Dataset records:
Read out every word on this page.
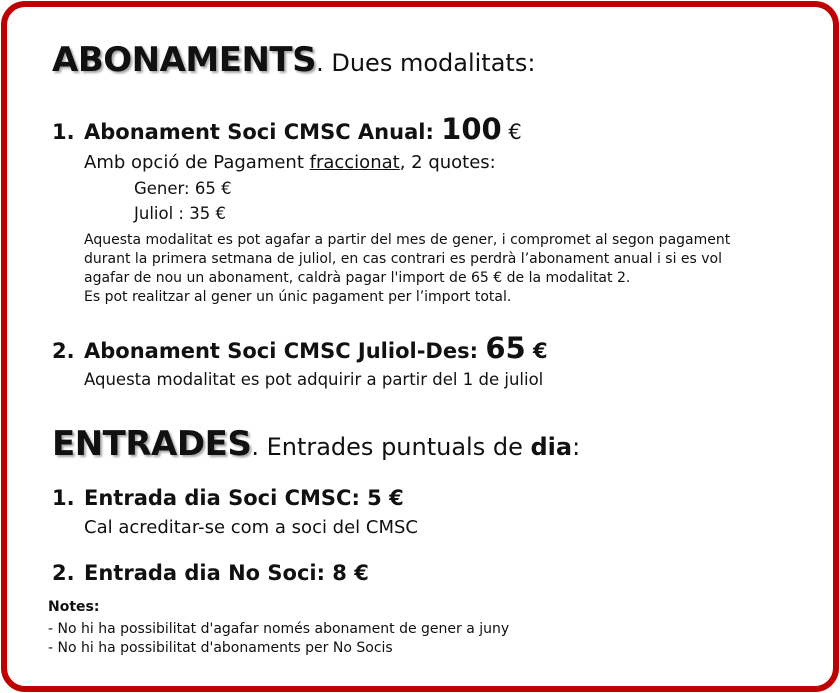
ABONAMENTS. Dues modalitats:
1. Abonament Soci CMSC Anual: 100 €
Amb opció de Pagament fraccionat, 2 quotes:
Gener: 65 €
Juliol : 35 €
Aquesta modalitat es pot agafar a partir del mes de gener, i compromet al segon pagament
durant la primera setmana de juliol, en cas contrari es perdrà l’abonament anual i si es vol
agafar de nou un abonament, caldrà pagar l'import de 65 € de la modalitat 2.
Es pot realitzar al gener un únic pagament per l’import total.
2. Abonament Soci CMSC Juliol-Des: 65 €
Aquesta modalitat es pot adquirir a partir del 1 de juliol
ENTRADES. Entrades puntuals de dia:
1. Entrada dia Soci CMSC: 5 €
Cal acreditar-se com a soci del CMSC
2. Entrada dia No Soci: 8 €
Notes:
- No hi ha possibilitat d'agafar només abonament de gener a juny
- No hi ha possibilitat d'abonaments per No Socis
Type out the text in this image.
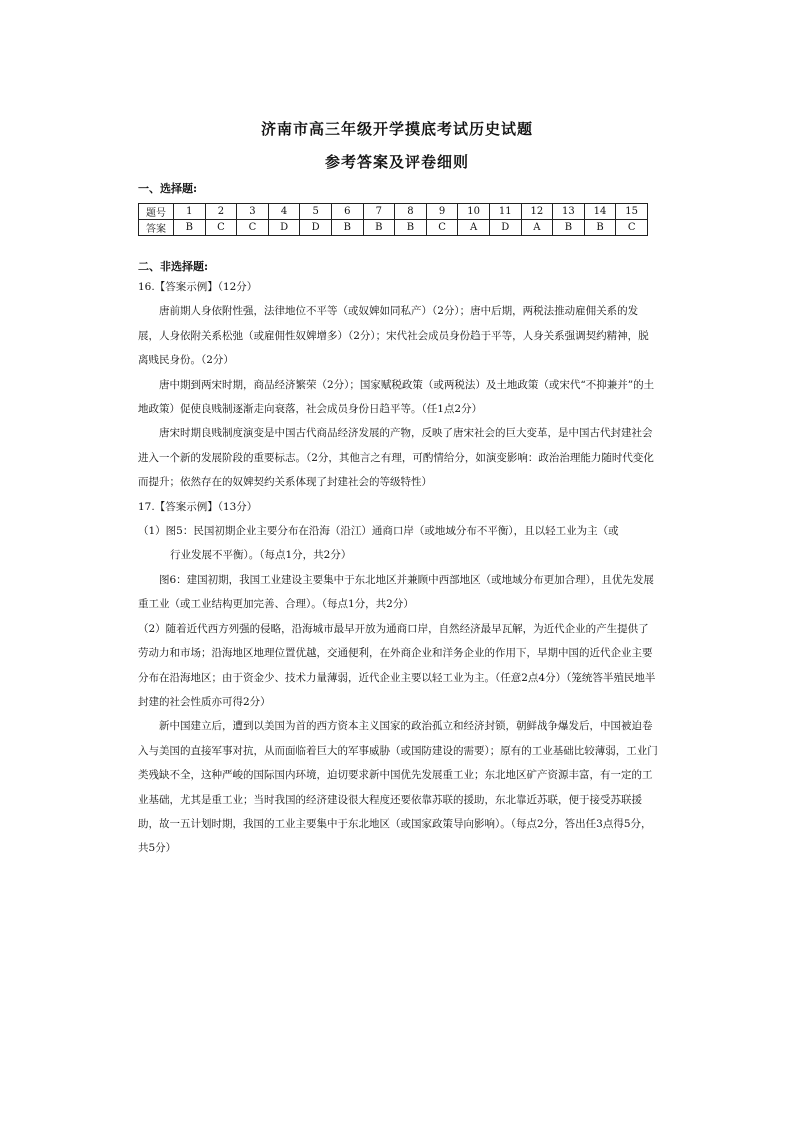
济南市高三年级开学摸底考试历史试题
参考答案及评卷细则
一、选择题:
题号	1	2	3	4	5	6	7	8	9	10	11	12	13	14	15
答案	B	C	C	D	D	B	B	B	C	A	D	A	B	B	C
二、非选择题:

16.【答案示例】（12分）

唐前期人身依附性强，法律地位不平等（或奴婢如同私产）（2分）；唐中后期，两税法推动雇佣关系的发展，人身依附关系松弛（或雇佣性奴婢增多）（2分）；宋代社会成员身份趋于平等，人身关系强调契约精神，脱离贱民身份。（2分）

唐中期到两宋时期，商品经济繁荣（2分）；国家赋税政策（或两税法）及土地政策（或宋代“不抑兼并”的土地政策）促使良贱制逐渐走向衰落，社会成员身份日趋平等。（任1点2分）

唐宋时期良贱制度演变是中国古代商品经济发展的产物，反映了唐宋社会的巨大变革，是中国古代封建社会进入一个新的发展阶段的重要标志。（2分，其他言之有理，可酌情给分，如演变影响：政治治理能力随时代变化而提升；依然存在的奴婢契约关系体现了封建社会的等级特性）

17.【答案示例】（13分）

（1）图5：民国初期企业主要分布在沿海（沿江）通商口岸（或地域分布不平衡），且以轻工业为主（或

行业发展不平衡）。（每点1分，共2分）

图6：建国初期，我国工业建设主要集中于东北地区并兼顾中西部地区（或地域分布更加合理），且优先发展重工业（或工业结构更加完善、合理）。（每点1分，共2分）

（2）随着近代西方列强的侵略，沿海城市最早开放为通商口岸，自然经济最早瓦解，为近代企业的产生提供了劳动力和市场；沿海地区地理位置优越，交通便利，在外商企业和洋务企业的作用下，早期中国的近代企业主要分布在沿海地区；由于资金少、技术力量薄弱，近代企业主要以轻工业为主。（任意2点4分）（笼统答半殖民地半封建的社会性质亦可得2分）

新中国建立后，遭到以美国为首的西方资本主义国家的政治孤立和经济封锁，朝鲜战争爆发后，中国被迫卷入与美国的直接军事对抗，从而面临着巨大的军事威胁（或国防建设的需要）；原有的工业基础比较薄弱，工业门类残缺不全，这种严峻的国际国内环境，迫切要求新中国优先发展重工业；东北地区矿产资源丰富，有一定的工业基础，尤其是重工业；当时我国的经济建设很大程度还要依靠苏联的援助，东北靠近苏联，便于接受苏联援助，故一五计划时期，我国的工业主要集中于东北地区（或国家政策导向影响）。（每点2分，答出任3点得5分，共5分）
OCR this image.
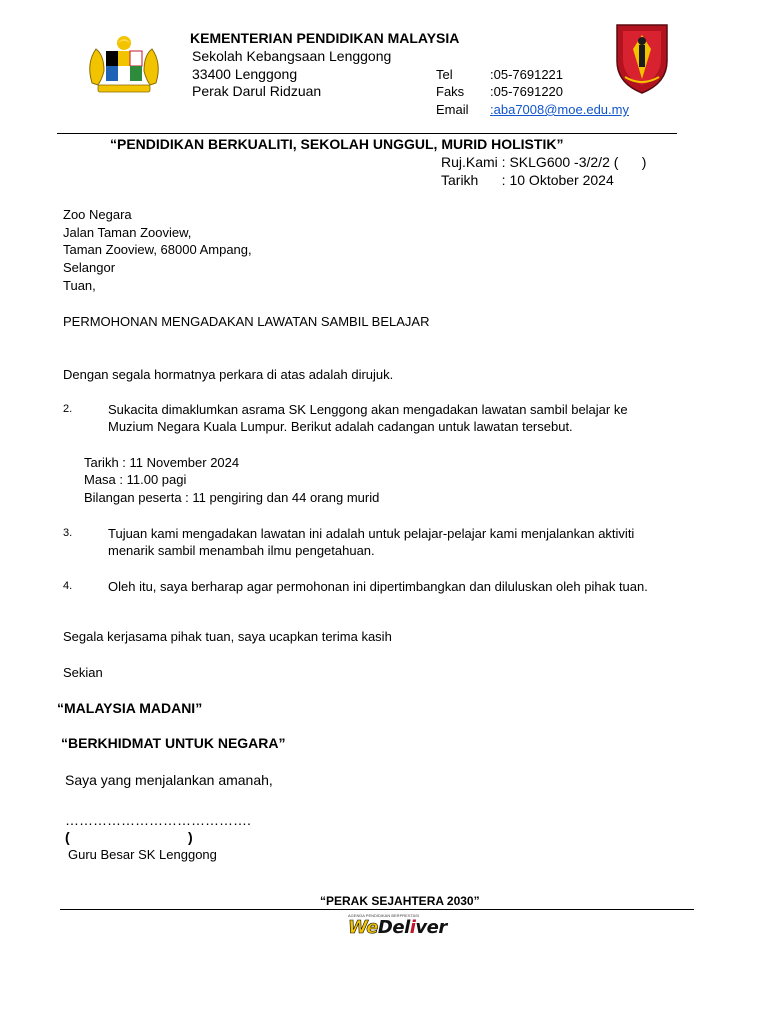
KEMENTERIAN PENDIDIKAN MALAYSIA
Sekolah Kebangsaan Lenggong
33400 Lenggong
Perak Darul Ridzuan
Tel	:05-7691221
Faks :05-7691220
Email :aba7008@moe.edu.my
“PENDIDIKAN BERKUALITI, SEKOLAH UNGGUL, MURID HOLISTIK”
Ruj.Kami : SKLG600 -3/2/2 (      )
Tarikh      : 10 Oktober 2024
Zoo Negara
Jalan Taman Zooview,
Taman Zooview, 68000 Ampang,
Selangor
Tuan,
PERMOHONAN MENGADAKAN LAWATAN SAMBIL BELAJAR
Dengan segala hormatnya perkara di atas adalah dirujuk.
2.	Sukacita dimaklumkan asrama SK Lenggong akan mengadakan lawatan sambil belajar ke Muzium Negara Kuala Lumpur. Berikut adalah cadangan untuk lawatan tersebut.
Tarikh : 11 November 2024
Masa : 11.00 pagi
Bilangan peserta : 11 pengiring dan 44 orang murid
3.	Tujuan kami mengadakan lawatan ini adalah untuk pelajar-pelajar kami menjalankan aktiviti menarik sambil menambah ilmu pengetahuan.
4.	Oleh itu, saya berharap agar permohonan ini dipertimbangkan dan diluluskan oleh pihak tuan.
Segala kerjasama pihak tuan, saya ucapkan terima kasih
Sekian
“MALAYSIA MADANI”
“BERKHIDMAT UNTUK NEGARA”
Saya yang menjalankan amanah,
………………………………….
(	)
Guru Besar SK Lenggong
“PERAK SEJAHTERA 2030”
AGENDA PENDIDIKAN BERPRESTASI
WeDeliver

Given instruction: Copy out the records above in full, exactly as written, but not the pictures.

Problem solution:
Read out every word on this page.
ABONAMENTS. Dues modalitats:
1. Abonament Soci CMSC Anual: 100 €
Amb opció de Pagament fraccionat, 2 quotes:
Gener: 65 €
Juliol : 35 €
Aquesta modalitat es pot agafar a partir del mes de gener, i compromet al segon pagament
durant la primera setmana de juliol, en cas contrari es perdrà l’abonament anual i si es vol
agafar de nou un abonament, caldrà pagar l'import de 65 € de la modalitat 2.
Es pot realitzar al gener un únic pagament per l’import total.
2. Abonament Soci CMSC Juliol-Des: 65 €
Aquesta modalitat es pot adquirir a partir del 1 de juliol
ENTRADES. Entrades puntuals de dia:
1. Entrada dia Soci CMSC: 5 €
Cal acreditar-se com a soci del CMSC
2. Entrada dia No Soci: 8 €
Notes:
- No hi ha possibilitat d'agafar només abonament de gener a juny
- No hi ha possibilitat d'abonaments per No Socis
Type out the text in this image.
济南市高三年级开学摸底考试历史试题
参考答案及评卷细则
一、选择题:
题号	1	2	3	4	5	6	7	8	9	10	11	12	13	14	15
答案	B	C	C	D	D	B	B	B	C	A	D	A	B	B	C
二、非选择题:

16.【答案示例】（12分）

唐前期人身依附性强，法律地位不平等（或奴婢如同私产）（2分）；唐中后期，两税法推动雇佣关系的发展，人身依附关系松弛（或雇佣性奴婢增多）（2分）；宋代社会成员身份趋于平等，人身关系强调契约精神，脱离贱民身份。（2分）

唐中期到两宋时期，商品经济繁荣（2分）；国家赋税政策（或两税法）及土地政策（或宋代“不抑兼并”的土地政策）促使良贱制逐渐走向衰落，社会成员身份日趋平等。（任1点2分）

唐宋时期良贱制度演变是中国古代商品经济发展的产物，反映了唐宋社会的巨大变革，是中国古代封建社会进入一个新的发展阶段的重要标志。（2分，其他言之有理，可酌情给分，如演变影响：政治治理能力随时代变化而提升；依然存在的奴婢契约关系体现了封建社会的等级特性）

17.【答案示例】（13分）

（1）图5：民国初期企业主要分布在沿海（沿江）通商口岸（或地域分布不平衡），且以轻工业为主（或

行业发展不平衡）。（每点1分，共2分）

图6：建国初期，我国工业建设主要集中于东北地区并兼顾中西部地区（或地域分布更加合理），且优先发展重工业（或工业结构更加完善、合理）。（每点1分，共2分）

（2）随着近代西方列强的侵略，沿海城市最早开放为通商口岸，自然经济最早瓦解，为近代企业的产生提供了劳动力和市场；沿海地区地理位置优越，交通便利，在外商企业和洋务企业的作用下，早期中国的近代企业主要分布在沿海地区；由于资金少、技术力量薄弱，近代企业主要以轻工业为主。（任意2点4分）（笼统答半殖民地半封建的社会性质亦可得2分）

新中国建立后，遭到以美国为首的西方资本主义国家的政治孤立和经济封锁，朝鲜战争爆发后，中国被迫卷入与美国的直接军事对抗，从而面临着巨大的军事威胁（或国防建设的需要）；原有的工业基础比较薄弱，工业门类残缺不全，这种严峻的国际国内环境，迫切要求新中国优先发展重工业；东北地区矿产资源丰富，有一定的工业基础，尤其是重工业；当时我国的经济建设很大程度还要依靠苏联的援助，东北靠近苏联，便于接受苏联援助，故一五计划时期，我国的工业主要集中于东北地区（或国家政策导向影响）。（每点2分，答出任3点得5分，共5分）
OCR this image.
KEMENTERIAN PENDIDIKAN MALAYSIA
Sekolah Kebangsaan Lenggong
33400 Lenggong
Perak Darul Ridzuan
Tel	:05-7691221
Faks :05-7691220
Email :aba7008@moe.edu.my
“PENDIDIKAN BERKUALITI, SEKOLAH UNGGUL, MURID HOLISTIK”
Ruj.Kami : SKLG600 -3/2/2 (      )
Tarikh      : 10 Oktober 2024
Zoo Negara
Jalan Taman Zooview,
Taman Zooview, 68000 Ampang,
Selangor
Tuan,
PERMOHONAN MENGADAKAN LAWATAN SAMBIL BELAJAR
Dengan segala hormatnya perkara di atas adalah dirujuk.
2.	Sukacita dimaklumkan asrama SK Lenggong akan mengadakan lawatan sambil belajar ke Muzium Negara Kuala Lumpur. Berikut adalah cadangan untuk lawatan tersebut.
Tarikh : 11 November 2024
Masa : 11.00 pagi
Bilangan peserta : 11 pengiring dan 44 orang murid
3.	Tujuan kami mengadakan lawatan ini adalah untuk pelajar-pelajar kami menjalankan aktiviti menarik sambil menambah ilmu pengetahuan.
4.	Oleh itu, saya berharap agar permohonan ini dipertimbangkan dan diluluskan oleh pihak tuan.
Segala kerjasama pihak tuan, saya ucapkan terima kasih
Sekian
“MALAYSIA MADANI”
“BERKHIDMAT UNTUK NEGARA”
Saya yang menjalankan amanah,
………………………………….
(	)
Guru Besar SK Lenggong
“PERAK SEJAHTERA 2030”
AGENDA PENDIDIKAN BERPRESTASI
WeDeliver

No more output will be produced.